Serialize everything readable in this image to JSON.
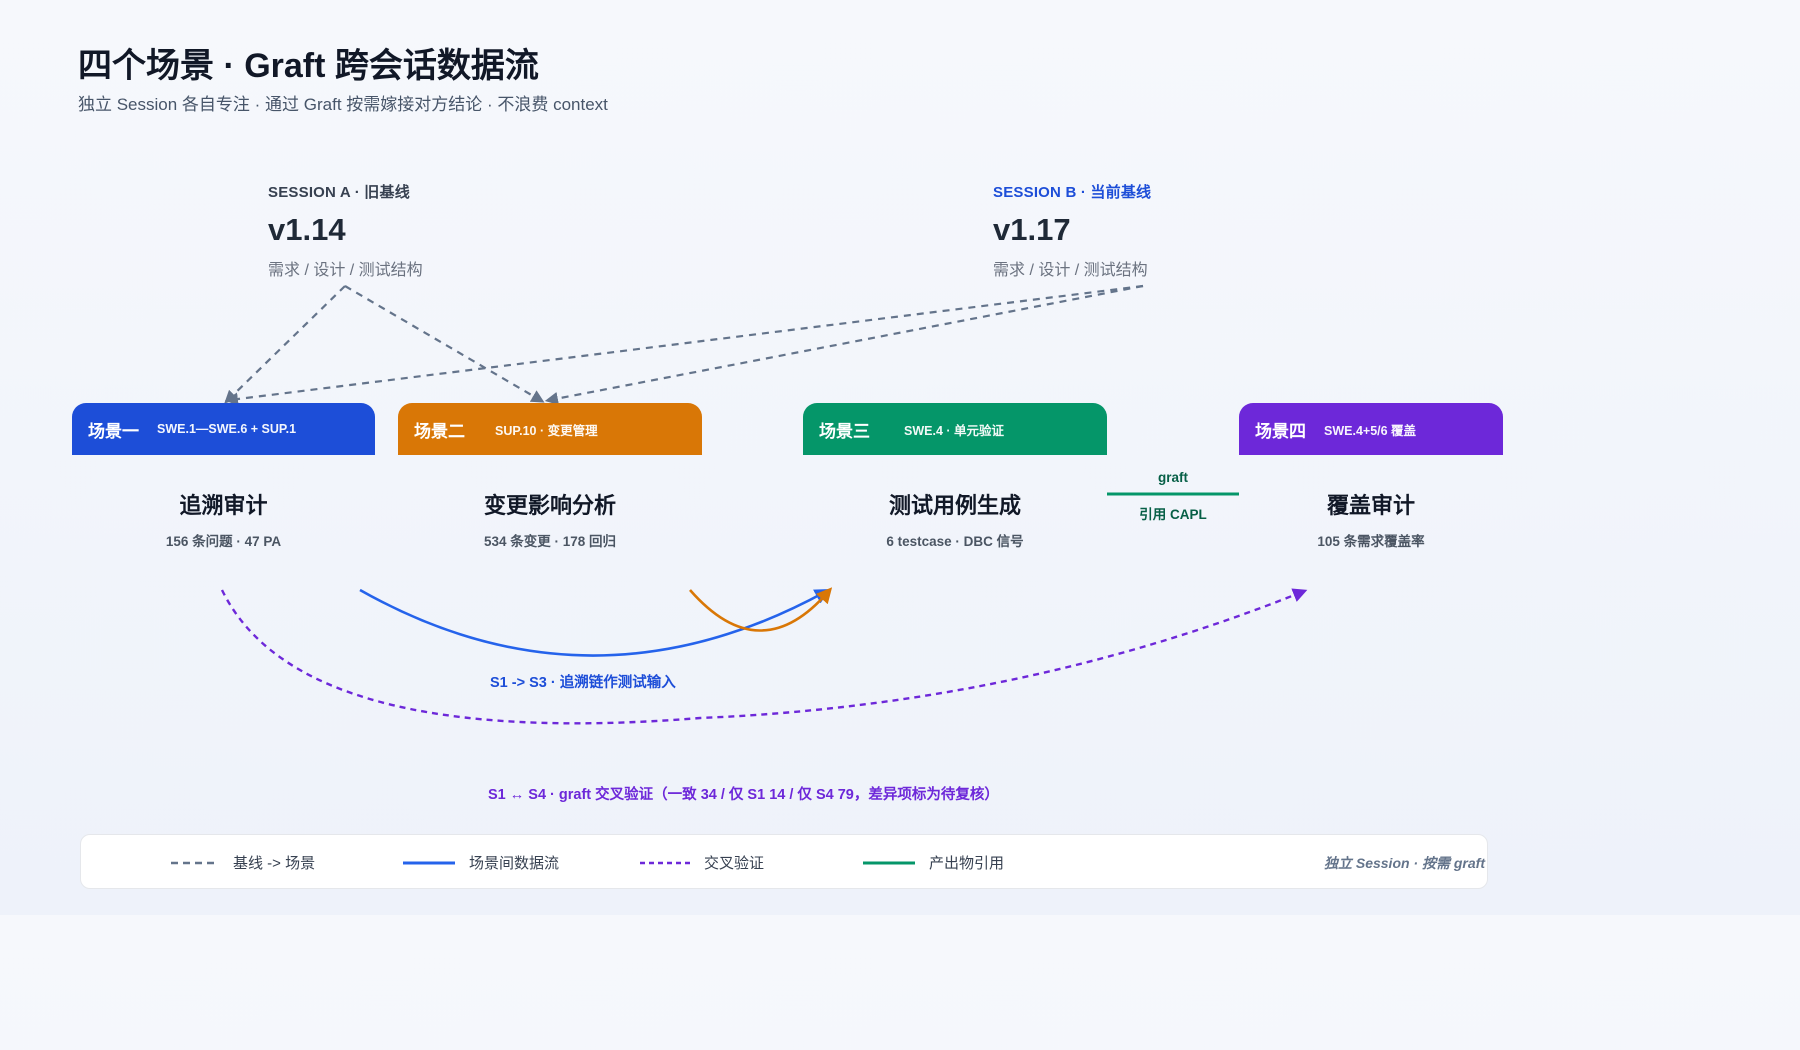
{
  "header": {
    "title": "四个场景 · Graft 跨会话数据流",
    "subtitle": "独立 Session 各自专注 · 通过 Graft 按需嫁接对方结论 · 不浪费 context"
  },
  "sessions": {
    "a": {
      "label": "SESSION A · 旧基线",
      "version": "v1.14",
      "desc": "需求 / 设计 / 测试结构"
    },
    "b": {
      "label": "SESSION B · 当前基线",
      "version": "v1.17",
      "desc": "需求 / 设计 / 测试结构"
    }
  },
  "scenes": [
    {
      "tab_title": "场景一",
      "tab_code": "SWE.1—SWE.6 + SUP.1",
      "name": "追溯审计",
      "stat": "156 条问题 · 47 PA",
      "color": "#1d4ed8"
    },
    {
      "tab_title": "场景二",
      "tab_code": "SUP.10 · 变更管理",
      "name": "变更影响分析",
      "stat": "534 条变更 · 178 回归",
      "color": "#d97706"
    },
    {
      "tab_title": "场景三",
      "tab_code": "SWE.4 · 单元验证",
      "name": "测试用例生成",
      "stat": "6 testcase · DBC 信号",
      "color": "#059669"
    },
    {
      "tab_title": "场景四",
      "tab_code": "SWE.4+5/6 覆盖",
      "name": "覆盖审计",
      "stat": "105 条需求覆盖率",
      "color": "#6d28d9"
    }
  ],
  "graft_link": {
    "top": "graft",
    "bottom": "引用 CAPL"
  },
  "flows": {
    "s1_s3": "S1 -> S3 · 追溯链作测试输入",
    "s1_s4": "S1 ↔ S4 · graft 交叉验证（一致 34 / 仅 S1 14 / 仅 S4 79，差异项标为待复核）"
  },
  "colors": {
    "baseline": "#64748b",
    "dataflow": "#2563eb",
    "orange_flow": "#d97706",
    "crosscheck": "#6d28d9",
    "artifact": "#059669"
  },
  "legend": {
    "items": [
      {
        "label": "基线 -> 场景"
      },
      {
        "label": "场景间数据流"
      },
      {
        "label": "交叉验证"
      },
      {
        "label": "产出物引用"
      }
    ],
    "note": "独立 Session · 按需 graft"
  }
}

********************

Quote every line of the records above exactly; no picture is to be copied.

Answer to the problem:
Serialize everything readable in this image to JSON.
{
  "header": {
    "title": "四个场景 · Graft 跨会话数据流",
    "subtitle": "独立 Session 各自专注 · 通过 Graft 按需嫁接对方结论 · 不浪费 context"
  },
  "sessions": {
    "a": {
      "label": "SESSION A · 旧基线",
      "version": "v1.14",
      "desc": "需求 / 设计 / 测试结构"
    },
    "b": {
      "label": "SESSION B · 当前基线",
      "version": "v1.17",
      "desc": "需求 / 设计 / 测试结构"
    }
  },
  "scenes": [
    {
      "tab_title": "场景一",
      "tab_code": "SWE.1—SWE.6 + SUP.1",
      "name": "追溯审计",
      "stat": "156 条问题 · 47 PA",
      "color": "#1d4ed8"
    },
    {
      "tab_title": "场景二",
      "tab_code": "SUP.10 · 变更管理",
      "name": "变更影响分析",
      "stat": "534 条变更 · 178 回归",
      "color": "#d97706"
    },
    {
      "tab_title": "场景三",
      "tab_code": "SWE.4 · 单元验证",
      "name": "测试用例生成",
      "stat": "6 testcase · DBC 信号",
      "color": "#059669"
    },
    {
      "tab_title": "场景四",
      "tab_code": "SWE.4+5/6 覆盖",
      "name": "覆盖审计",
      "stat": "105 条需求覆盖率",
      "color": "#6d28d9"
    }
  ],
  "graft_link": {
    "top": "graft",
    "bottom": "引用 CAPL"
  },
  "flows": {
    "s1_s3": "S1 -> S3 · 追溯链作测试输入",
    "s1_s4": "S1 ↔ S4 · graft 交叉验证（一致 34 / 仅 S1 14 / 仅 S4 79，差异项标为待复核）"
  },
  "colors": {
    "baseline": "#64748b",
    "dataflow": "#2563eb",
    "orange_flow": "#d97706",
    "crosscheck": "#6d28d9",
    "artifact": "#059669"
  },
  "legend": {
    "items": [
      {
        "label": "基线 -> 场景"
      },
      {
        "label": "场景间数据流"
      },
      {
        "label": "交叉验证"
      },
      {
        "label": "产出物引用"
      }
    ],
    "note": "独立 Session · 按需 graft"
  }
}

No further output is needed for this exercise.